(Structured figure records)
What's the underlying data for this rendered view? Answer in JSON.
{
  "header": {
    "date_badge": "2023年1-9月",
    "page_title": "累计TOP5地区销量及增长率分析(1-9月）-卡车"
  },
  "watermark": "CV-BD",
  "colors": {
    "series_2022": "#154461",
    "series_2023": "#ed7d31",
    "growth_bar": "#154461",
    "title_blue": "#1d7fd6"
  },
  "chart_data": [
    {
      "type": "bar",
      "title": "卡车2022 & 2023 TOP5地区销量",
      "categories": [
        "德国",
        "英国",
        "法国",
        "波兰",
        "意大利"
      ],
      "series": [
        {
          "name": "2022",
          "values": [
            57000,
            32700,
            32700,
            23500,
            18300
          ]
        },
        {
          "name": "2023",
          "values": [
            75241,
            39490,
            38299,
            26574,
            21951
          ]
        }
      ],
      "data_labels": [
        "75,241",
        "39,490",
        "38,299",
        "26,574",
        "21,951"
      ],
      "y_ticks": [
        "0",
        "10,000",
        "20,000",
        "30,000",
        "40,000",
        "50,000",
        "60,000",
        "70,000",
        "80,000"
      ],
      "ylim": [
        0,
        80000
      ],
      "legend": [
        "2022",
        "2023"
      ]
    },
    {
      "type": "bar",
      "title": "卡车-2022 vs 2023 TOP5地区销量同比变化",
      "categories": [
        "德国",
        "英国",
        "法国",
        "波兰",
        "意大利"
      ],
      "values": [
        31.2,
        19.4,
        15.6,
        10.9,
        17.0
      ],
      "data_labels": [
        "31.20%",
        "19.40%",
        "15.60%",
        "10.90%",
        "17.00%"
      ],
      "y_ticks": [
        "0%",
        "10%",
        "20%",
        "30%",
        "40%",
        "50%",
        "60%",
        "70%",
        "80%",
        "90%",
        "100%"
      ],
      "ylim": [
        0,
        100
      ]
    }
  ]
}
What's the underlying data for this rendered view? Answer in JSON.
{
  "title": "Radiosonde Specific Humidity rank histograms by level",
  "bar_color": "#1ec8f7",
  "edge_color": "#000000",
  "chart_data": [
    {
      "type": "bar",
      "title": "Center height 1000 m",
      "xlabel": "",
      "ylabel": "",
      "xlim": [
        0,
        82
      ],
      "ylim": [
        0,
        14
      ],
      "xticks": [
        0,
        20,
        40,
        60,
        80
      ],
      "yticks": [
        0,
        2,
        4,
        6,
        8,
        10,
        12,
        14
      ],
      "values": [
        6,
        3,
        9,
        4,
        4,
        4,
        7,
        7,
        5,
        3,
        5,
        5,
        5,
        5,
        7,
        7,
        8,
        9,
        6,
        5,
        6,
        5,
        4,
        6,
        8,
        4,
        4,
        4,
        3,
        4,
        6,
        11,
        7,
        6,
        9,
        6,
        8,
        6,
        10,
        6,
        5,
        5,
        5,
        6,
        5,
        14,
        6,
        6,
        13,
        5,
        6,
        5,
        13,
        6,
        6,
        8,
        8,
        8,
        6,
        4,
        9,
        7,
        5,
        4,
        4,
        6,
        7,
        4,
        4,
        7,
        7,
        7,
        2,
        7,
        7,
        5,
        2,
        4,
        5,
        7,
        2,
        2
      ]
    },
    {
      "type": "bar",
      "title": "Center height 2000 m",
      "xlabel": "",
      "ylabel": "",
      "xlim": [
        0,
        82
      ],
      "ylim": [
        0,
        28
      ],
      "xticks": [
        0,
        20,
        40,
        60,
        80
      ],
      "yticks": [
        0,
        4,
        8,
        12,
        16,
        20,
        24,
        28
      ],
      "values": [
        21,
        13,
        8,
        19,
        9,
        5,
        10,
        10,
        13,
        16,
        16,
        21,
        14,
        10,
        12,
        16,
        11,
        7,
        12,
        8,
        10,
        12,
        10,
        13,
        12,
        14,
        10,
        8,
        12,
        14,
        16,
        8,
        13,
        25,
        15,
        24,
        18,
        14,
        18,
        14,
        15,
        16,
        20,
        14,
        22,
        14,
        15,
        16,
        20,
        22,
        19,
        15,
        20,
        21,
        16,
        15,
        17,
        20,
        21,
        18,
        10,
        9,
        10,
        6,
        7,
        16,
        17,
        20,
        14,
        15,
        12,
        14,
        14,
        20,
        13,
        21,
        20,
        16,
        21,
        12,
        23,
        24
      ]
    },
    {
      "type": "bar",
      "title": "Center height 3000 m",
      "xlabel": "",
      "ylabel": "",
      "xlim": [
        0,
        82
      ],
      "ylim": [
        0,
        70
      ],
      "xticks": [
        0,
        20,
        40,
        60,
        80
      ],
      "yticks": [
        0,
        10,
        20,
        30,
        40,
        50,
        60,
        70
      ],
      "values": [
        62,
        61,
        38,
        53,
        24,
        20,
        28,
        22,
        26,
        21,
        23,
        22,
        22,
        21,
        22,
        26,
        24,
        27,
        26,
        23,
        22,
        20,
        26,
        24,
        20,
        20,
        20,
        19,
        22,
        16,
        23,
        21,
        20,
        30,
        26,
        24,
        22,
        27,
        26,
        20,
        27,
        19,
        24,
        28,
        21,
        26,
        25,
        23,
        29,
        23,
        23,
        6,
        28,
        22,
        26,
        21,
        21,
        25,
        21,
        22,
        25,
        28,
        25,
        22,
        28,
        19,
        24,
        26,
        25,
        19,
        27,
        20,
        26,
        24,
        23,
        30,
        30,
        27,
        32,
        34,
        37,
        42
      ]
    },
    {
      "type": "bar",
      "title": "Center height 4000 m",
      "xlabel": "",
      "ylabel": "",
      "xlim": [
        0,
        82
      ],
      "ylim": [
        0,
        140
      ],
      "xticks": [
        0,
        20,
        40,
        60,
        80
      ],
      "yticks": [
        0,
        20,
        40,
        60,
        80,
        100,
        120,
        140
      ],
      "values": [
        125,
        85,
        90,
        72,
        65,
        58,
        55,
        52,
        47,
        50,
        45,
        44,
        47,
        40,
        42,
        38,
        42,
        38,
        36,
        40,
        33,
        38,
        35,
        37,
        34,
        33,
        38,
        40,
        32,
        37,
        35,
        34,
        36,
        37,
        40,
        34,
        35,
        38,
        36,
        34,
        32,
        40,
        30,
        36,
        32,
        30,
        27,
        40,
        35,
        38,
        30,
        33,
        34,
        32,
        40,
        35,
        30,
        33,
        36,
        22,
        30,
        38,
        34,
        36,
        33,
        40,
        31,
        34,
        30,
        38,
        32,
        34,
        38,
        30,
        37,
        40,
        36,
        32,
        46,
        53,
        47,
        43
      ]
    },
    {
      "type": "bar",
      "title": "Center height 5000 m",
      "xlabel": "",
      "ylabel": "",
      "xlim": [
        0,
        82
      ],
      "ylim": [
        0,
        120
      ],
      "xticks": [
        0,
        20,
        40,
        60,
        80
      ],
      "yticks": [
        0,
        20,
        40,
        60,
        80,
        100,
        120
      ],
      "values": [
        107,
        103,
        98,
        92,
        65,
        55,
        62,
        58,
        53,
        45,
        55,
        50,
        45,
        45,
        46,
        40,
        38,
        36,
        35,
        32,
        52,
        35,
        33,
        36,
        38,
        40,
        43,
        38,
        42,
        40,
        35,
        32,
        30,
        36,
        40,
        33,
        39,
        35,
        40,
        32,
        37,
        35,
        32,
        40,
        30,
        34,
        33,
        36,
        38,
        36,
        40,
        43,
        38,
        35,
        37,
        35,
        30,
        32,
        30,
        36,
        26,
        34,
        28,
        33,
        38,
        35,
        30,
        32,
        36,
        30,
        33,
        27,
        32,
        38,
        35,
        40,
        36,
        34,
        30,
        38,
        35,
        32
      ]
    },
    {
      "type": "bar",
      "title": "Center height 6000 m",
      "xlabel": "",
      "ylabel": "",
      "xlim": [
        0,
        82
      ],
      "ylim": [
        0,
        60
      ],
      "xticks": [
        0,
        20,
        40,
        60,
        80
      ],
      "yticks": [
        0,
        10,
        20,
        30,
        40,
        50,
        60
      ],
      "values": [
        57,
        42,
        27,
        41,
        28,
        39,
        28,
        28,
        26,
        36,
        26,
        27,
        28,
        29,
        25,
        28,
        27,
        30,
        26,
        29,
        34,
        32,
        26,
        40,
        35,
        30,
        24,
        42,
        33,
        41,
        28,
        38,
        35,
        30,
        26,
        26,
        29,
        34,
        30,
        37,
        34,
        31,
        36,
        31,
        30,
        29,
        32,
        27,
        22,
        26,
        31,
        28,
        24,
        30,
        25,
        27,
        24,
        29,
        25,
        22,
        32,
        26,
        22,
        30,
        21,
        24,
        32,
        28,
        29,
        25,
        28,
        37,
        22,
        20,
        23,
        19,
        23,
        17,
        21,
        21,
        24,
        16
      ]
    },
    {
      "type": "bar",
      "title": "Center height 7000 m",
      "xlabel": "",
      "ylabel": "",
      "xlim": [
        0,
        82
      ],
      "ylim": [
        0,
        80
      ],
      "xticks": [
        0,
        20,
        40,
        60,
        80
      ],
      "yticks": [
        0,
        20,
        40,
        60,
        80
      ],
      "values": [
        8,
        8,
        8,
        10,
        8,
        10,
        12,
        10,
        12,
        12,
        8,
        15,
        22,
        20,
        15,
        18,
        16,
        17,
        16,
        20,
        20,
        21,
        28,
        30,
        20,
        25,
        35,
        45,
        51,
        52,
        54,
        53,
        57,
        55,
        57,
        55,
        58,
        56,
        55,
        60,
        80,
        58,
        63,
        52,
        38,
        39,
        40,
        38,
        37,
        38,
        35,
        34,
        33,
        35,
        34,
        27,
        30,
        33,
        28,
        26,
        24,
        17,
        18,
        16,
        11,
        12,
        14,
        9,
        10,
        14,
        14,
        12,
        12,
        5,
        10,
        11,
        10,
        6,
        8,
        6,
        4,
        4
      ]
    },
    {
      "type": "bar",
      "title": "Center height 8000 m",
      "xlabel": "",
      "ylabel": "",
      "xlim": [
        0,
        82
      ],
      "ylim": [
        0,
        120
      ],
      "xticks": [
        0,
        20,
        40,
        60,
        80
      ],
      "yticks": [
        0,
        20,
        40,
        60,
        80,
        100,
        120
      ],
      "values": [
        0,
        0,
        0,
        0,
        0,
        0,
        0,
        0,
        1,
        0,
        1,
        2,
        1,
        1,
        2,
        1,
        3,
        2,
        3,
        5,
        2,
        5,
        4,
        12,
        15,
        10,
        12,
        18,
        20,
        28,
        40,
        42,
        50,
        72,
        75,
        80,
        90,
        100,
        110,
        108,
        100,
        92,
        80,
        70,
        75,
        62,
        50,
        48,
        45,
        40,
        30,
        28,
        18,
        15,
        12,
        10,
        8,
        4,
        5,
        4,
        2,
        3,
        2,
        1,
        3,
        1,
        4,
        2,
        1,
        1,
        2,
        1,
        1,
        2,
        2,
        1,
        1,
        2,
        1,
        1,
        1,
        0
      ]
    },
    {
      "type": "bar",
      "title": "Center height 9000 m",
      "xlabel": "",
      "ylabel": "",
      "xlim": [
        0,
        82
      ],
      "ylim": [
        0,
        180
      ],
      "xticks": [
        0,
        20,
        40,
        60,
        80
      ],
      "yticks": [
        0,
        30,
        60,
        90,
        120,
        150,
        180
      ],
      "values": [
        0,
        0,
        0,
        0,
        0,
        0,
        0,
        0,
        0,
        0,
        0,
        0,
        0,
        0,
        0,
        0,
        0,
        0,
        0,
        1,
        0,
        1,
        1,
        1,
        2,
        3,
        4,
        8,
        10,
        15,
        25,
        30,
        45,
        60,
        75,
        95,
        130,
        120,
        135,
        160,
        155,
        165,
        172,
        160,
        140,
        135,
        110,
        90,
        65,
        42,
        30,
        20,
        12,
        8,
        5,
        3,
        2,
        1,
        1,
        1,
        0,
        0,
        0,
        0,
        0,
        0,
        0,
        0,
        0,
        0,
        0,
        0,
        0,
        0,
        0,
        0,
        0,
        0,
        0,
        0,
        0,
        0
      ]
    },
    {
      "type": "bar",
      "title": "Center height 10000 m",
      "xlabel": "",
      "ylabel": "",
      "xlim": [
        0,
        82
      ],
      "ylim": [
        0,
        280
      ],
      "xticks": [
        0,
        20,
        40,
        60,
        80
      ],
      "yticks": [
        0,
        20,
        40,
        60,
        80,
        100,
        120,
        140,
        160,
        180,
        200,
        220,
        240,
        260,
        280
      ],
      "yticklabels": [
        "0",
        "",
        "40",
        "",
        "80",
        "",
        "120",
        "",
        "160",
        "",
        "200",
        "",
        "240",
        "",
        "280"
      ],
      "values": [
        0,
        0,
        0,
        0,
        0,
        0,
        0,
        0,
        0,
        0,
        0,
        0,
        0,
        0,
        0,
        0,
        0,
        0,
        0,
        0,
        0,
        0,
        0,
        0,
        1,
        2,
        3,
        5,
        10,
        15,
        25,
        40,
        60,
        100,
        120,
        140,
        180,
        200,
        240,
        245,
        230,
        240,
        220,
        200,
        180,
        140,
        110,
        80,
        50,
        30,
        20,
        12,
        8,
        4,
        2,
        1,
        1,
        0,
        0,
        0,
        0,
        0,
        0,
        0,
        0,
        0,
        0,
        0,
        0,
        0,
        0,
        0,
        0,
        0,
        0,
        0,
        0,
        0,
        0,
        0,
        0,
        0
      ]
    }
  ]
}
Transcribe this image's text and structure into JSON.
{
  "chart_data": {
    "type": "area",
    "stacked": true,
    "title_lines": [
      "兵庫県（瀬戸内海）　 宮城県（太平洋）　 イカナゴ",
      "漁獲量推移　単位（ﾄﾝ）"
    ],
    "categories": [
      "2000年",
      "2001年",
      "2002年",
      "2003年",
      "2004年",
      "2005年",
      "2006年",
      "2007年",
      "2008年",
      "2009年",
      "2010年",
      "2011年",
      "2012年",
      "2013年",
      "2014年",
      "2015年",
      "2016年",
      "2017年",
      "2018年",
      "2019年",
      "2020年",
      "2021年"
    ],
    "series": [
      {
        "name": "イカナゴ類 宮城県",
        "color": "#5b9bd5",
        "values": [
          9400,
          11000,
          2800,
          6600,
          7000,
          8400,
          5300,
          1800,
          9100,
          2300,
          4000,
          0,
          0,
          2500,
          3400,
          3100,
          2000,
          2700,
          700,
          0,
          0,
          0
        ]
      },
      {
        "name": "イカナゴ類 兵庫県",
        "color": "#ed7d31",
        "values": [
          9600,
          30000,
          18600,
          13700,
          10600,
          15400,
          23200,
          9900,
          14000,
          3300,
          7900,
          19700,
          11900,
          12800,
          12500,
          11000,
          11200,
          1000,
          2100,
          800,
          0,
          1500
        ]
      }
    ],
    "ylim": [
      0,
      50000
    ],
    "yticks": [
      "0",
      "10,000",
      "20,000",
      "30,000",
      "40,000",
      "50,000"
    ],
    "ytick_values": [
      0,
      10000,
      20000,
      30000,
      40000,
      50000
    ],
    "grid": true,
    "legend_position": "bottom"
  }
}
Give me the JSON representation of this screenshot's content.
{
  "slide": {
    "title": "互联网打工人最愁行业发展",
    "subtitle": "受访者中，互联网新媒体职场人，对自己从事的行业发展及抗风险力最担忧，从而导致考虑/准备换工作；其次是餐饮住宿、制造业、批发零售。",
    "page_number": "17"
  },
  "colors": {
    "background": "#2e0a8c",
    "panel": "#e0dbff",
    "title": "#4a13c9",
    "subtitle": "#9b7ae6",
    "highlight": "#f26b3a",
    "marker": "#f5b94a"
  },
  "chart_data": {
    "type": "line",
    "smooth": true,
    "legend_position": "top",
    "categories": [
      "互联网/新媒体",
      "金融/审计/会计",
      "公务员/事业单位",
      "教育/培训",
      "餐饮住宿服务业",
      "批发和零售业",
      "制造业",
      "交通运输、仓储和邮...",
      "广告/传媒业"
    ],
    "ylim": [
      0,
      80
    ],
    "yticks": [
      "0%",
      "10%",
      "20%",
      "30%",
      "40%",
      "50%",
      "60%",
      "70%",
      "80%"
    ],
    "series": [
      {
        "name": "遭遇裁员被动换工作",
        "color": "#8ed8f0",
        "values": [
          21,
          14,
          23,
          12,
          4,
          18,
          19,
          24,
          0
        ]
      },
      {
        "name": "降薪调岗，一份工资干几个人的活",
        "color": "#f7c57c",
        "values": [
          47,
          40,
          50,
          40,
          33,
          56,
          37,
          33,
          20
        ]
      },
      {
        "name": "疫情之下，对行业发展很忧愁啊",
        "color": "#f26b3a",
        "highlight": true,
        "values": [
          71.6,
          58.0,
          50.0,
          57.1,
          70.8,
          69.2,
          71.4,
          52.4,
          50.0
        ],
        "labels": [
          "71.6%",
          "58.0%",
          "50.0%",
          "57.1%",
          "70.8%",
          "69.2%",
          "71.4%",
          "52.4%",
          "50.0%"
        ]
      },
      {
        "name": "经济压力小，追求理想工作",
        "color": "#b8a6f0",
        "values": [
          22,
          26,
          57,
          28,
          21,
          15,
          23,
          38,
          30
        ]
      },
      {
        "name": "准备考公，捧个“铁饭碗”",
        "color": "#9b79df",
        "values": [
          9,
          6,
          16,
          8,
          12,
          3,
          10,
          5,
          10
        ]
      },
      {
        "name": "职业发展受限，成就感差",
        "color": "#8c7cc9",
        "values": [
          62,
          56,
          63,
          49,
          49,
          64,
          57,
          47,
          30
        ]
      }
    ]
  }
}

◆ **Exercise instructions**:
Report the number of lines above containing the word "JSON", with no other text.

◆ **Correct result**:
4